■ What is asked: Copy out each line of the listing that has the word "this" in it.
******
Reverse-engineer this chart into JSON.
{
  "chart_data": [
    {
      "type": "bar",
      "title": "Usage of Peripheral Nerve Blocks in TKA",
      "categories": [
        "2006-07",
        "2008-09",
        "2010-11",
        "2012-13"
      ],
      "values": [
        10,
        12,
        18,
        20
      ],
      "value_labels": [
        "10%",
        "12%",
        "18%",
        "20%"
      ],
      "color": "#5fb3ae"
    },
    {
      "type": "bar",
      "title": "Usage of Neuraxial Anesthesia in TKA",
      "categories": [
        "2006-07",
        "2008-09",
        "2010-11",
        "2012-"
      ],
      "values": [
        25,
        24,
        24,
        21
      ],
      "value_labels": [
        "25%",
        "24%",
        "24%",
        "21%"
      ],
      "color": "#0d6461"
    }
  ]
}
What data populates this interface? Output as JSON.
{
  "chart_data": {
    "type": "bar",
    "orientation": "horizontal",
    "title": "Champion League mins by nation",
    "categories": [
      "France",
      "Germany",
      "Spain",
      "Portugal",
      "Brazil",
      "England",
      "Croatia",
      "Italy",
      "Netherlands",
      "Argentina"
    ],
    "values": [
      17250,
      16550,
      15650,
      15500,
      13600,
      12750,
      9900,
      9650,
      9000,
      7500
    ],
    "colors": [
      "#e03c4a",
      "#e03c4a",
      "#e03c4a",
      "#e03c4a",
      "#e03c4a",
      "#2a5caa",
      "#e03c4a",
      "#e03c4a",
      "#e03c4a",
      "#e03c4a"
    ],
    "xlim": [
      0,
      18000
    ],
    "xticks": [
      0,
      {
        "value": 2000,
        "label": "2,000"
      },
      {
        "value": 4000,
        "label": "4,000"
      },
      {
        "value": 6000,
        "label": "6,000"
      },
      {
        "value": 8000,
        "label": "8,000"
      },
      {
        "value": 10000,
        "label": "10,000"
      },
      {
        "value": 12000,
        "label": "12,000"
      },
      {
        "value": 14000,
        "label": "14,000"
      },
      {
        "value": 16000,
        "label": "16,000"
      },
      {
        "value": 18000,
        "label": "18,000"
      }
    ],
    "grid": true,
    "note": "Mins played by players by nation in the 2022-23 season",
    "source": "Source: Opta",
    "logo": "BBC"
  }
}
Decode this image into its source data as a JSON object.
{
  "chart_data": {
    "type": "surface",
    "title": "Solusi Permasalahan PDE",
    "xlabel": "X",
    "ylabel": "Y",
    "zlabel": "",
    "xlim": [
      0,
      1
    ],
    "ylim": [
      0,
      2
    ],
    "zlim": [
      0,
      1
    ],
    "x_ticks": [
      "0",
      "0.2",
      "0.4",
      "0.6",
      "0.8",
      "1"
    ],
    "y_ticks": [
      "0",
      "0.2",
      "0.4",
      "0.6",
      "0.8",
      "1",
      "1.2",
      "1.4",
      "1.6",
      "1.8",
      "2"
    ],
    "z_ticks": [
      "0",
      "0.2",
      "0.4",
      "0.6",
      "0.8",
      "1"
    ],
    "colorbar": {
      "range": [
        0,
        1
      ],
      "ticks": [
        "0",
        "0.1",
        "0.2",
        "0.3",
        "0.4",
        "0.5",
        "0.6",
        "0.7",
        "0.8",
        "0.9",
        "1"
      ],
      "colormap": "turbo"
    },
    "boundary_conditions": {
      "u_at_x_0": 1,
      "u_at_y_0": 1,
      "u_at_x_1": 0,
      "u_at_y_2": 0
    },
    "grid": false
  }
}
******
■ Result:
Reverse-engineer this chart into JSON.
What data populates this interface? Output as JSON.
Decode this image into its source data as a JSON object.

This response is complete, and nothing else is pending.